Setup xCAT HA Mgmt with NFS pacemaker and corosync

In this doc, we will configure a xCAT HA cluster using pacemaker and corosync based on NFS server. pacemaker and corosync only support x86_64 systems, more information about pacemaker and corosync refer to doc Setup HA Mgmt Node With DRBD Pacemaker Corosync.

Prepare environments

The NFS SERVER IP is: c902f02x44 10.2.2.44

The NFS shares are /disk1/install, /etc/xcat, /root/.xcat, /root/.ssh/, /disk1/hpcpeadmin

First xCAT Management node is: rhmn1 10.2.2.235

Second xCAT Management node is: rhmn2 10.2.2.233

Virtual IP: 10.2.2.150

This example will use static IP to provision nodes, so we do not use dhcp service. If you want to use dhcp service, you should consider to save dhcp related configuration files in NFS server. The DB is SQLlite. There is no service node in this example.

Prepare NFS server

In NFS server 10.2.2.44, execute commands to export fs; If you want to use another non-root user to manage xCAT, such as hpcpeadmin. You should create a directory for /home/hpcpeadmin; Execute commands in NFS server c902f02x44.

Data supplied:
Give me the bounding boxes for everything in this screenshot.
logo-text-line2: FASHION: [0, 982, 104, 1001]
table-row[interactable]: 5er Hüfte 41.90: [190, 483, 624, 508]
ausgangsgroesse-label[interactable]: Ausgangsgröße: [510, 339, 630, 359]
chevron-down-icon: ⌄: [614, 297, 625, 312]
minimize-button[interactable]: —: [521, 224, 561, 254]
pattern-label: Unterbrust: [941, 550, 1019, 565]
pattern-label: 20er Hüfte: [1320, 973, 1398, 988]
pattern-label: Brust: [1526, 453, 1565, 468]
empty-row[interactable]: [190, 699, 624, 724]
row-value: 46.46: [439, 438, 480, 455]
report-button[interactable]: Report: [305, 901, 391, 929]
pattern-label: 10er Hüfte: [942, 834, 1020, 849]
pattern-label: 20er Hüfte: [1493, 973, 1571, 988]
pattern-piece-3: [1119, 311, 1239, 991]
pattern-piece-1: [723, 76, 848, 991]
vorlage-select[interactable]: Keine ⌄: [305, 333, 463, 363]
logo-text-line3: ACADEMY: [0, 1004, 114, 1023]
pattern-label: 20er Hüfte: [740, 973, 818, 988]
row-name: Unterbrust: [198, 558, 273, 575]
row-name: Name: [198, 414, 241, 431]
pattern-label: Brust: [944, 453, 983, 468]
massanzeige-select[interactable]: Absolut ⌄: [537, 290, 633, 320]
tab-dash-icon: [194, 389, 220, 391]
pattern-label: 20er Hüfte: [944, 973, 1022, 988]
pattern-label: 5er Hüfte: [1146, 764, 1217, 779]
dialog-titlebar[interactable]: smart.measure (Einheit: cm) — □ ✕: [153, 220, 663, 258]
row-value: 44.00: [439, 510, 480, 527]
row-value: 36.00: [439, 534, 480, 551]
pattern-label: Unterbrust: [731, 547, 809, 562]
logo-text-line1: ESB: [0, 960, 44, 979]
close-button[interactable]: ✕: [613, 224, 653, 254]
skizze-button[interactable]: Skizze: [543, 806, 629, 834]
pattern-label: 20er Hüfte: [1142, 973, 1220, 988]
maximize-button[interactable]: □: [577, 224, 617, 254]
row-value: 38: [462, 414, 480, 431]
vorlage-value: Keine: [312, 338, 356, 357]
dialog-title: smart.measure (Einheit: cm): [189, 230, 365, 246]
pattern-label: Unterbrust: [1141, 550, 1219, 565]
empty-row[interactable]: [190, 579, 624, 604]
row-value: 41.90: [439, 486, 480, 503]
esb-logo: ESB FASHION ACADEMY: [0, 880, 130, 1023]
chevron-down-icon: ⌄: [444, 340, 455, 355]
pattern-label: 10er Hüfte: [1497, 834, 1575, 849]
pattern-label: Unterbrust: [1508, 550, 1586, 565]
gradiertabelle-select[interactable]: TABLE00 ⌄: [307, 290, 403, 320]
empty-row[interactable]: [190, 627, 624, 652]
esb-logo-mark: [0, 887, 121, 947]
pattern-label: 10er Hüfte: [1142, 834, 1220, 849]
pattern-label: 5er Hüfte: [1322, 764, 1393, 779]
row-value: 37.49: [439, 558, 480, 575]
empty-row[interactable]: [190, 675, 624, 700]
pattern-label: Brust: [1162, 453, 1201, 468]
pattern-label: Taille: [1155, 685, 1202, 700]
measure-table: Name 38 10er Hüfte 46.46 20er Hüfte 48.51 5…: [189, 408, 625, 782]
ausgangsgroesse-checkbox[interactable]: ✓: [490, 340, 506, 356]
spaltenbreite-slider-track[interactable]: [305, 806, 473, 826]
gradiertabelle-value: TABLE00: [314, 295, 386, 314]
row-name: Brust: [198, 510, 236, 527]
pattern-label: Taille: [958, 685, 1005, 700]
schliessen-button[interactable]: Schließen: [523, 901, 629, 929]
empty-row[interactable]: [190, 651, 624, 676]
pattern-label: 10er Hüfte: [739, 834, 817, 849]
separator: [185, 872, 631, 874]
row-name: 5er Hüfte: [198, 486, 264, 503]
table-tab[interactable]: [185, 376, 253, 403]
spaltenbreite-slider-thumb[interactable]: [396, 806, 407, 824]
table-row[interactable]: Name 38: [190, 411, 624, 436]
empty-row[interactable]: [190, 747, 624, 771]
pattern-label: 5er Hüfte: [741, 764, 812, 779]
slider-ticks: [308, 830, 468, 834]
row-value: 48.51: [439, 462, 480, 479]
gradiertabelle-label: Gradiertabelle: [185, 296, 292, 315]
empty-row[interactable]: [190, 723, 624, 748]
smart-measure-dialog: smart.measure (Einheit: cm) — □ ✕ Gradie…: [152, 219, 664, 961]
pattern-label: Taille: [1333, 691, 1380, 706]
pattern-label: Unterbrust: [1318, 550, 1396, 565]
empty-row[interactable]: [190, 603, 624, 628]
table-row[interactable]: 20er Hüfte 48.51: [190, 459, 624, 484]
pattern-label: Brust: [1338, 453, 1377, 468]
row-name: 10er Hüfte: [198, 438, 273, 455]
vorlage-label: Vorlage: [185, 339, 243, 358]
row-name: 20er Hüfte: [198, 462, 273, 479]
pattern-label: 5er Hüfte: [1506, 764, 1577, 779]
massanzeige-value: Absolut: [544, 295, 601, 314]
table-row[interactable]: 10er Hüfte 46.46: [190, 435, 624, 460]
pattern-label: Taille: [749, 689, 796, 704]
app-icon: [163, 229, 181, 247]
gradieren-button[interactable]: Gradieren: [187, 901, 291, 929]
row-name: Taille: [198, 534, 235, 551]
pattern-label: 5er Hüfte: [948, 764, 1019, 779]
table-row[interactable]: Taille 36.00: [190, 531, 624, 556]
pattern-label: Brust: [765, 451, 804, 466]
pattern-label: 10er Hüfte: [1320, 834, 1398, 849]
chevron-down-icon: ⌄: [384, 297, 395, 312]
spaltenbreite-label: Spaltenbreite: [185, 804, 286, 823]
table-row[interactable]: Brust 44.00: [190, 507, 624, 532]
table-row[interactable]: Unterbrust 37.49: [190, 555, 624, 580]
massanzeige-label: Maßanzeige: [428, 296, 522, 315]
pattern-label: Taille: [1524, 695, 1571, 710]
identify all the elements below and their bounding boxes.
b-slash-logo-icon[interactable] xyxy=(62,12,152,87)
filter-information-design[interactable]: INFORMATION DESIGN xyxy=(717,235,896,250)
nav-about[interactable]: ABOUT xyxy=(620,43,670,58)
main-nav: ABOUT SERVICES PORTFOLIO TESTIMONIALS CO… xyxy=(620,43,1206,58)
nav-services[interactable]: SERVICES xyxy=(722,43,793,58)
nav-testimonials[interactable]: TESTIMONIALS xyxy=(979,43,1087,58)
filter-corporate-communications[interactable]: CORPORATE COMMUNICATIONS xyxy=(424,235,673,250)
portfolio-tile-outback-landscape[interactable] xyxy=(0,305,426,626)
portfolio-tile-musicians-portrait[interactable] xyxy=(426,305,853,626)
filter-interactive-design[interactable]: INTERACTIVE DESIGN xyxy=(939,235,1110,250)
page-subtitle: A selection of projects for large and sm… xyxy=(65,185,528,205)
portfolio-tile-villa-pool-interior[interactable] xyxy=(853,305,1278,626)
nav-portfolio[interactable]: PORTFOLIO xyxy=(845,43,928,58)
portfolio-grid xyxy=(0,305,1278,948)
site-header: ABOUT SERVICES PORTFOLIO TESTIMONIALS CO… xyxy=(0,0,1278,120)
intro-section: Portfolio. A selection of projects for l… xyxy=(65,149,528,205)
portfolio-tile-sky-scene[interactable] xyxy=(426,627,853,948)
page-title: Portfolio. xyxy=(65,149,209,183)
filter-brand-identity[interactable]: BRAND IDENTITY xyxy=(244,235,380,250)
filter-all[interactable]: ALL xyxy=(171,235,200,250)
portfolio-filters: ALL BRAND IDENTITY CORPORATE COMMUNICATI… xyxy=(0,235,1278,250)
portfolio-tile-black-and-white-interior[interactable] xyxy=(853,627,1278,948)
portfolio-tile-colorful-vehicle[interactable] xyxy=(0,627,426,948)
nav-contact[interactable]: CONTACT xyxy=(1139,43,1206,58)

Problems to work on:
A: From the xCAT HA setup guide, copy the passage from "Setup xCAT HA" up to and including "DRBD Pacemaker Corosync.".
B: Answer these questions using the xCAT HA setup guide:
(i) What is the IP address of the NFS server?
(ii) Which virtual IP does the setup use?
(iii) Which database does the example use?

Solutions below:
A:
Setup xCAT HA Mgmt with NFS pacemaker and corosync

In this doc, we will configure a xCAT HA cluster using pacemaker and corosync based on NFS server. pacemaker and corosync only support x86_64 systems, more information about pacemaker and corosync refer to doc Setup HA Mgmt Node With DRBD Pacemaker Corosync.

B:
(i) 10.2.2.44 (c902f02x44)
(ii) 10.2.2.150
(iii) SQLlite